**Problem description**
Copy out the entries exactly, from the first line to the last.

## BEGIN Exercise materials

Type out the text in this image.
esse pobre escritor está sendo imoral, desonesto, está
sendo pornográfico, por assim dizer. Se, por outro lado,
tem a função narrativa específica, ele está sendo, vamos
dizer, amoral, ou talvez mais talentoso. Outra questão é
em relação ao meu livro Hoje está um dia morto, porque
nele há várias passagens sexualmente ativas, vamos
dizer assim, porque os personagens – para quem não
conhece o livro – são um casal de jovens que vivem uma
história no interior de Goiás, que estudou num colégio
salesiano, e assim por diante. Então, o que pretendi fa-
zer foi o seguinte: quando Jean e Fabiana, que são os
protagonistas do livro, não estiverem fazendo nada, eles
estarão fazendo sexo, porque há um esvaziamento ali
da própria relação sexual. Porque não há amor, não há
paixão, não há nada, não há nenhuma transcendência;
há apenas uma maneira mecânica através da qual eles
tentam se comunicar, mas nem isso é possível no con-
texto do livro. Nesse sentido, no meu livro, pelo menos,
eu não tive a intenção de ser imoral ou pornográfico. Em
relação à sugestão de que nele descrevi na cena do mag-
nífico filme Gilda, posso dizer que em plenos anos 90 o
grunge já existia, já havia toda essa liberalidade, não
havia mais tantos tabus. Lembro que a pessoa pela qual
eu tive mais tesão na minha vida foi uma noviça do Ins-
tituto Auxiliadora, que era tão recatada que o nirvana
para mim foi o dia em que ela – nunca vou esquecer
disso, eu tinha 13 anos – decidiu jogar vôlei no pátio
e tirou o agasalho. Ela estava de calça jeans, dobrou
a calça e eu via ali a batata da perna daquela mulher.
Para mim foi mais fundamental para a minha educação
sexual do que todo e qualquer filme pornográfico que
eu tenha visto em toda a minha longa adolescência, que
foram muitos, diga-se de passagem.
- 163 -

## END Exercise materials

**Written response**
Type out the text in this image.
esse pobre escritor está sendo imoral, desonesto, está
sendo pornográfico, por assim dizer. Se, por outro lado,
tem a função narrativa específica, ele está sendo, vamos
dizer, amoral, ou talvez mais talentoso. Outra questão é
em relação ao meu livro Hoje está um dia morto, porque
nele há várias passagens sexualmente ativas, vamos
dizer assim, porque os personagens – para quem não
conhece o livro – são um casal de jovens que vivem uma
história no interior de Goiás, que estudou num colégio
salesiano, e assim por diante. Então, o que pretendi fa-
zer foi o seguinte: quando Jean e Fabiana, que são os
protagonistas do livro, não estiverem fazendo nada, eles
estarão fazendo sexo, porque há um esvaziamento ali
da própria relação sexual. Porque não há amor, não há
paixão, não há nada, não há nenhuma transcendência;
há apenas uma maneira mecânica através da qual eles
tentam se comunicar, mas nem isso é possível no con-
texto do livro. Nesse sentido, no meu livro, pelo menos,
eu não tive a intenção de ser imoral ou pornográfico. Em
relação à sugestão de que nele descrevi na cena do mag-
nífico filme Gilda, posso dizer que em plenos anos 90 o
grunge já existia, já havia toda essa liberalidade, não
havia mais tantos tabus. Lembro que a pessoa pela qual
eu tive mais tesão na minha vida foi uma noviça do Ins-
tituto Auxiliadora, que era tão recatada que o nirvana
para mim foi o dia em que ela – nunca vou esquecer
disso, eu tinha 13 anos – decidiu jogar vôlei no pátio
e tirou o agasalho. Ela estava de calça jeans, dobrou
a calça e eu via ali a batata da perna daquela mulher.
Para mim foi mais fundamental para a minha educação
sexual do que todo e qualquer filme pornográfico que
eu tenha visto em toda a minha longa adolescência, que
foram muitos, diga-se de passagem.
- 163 -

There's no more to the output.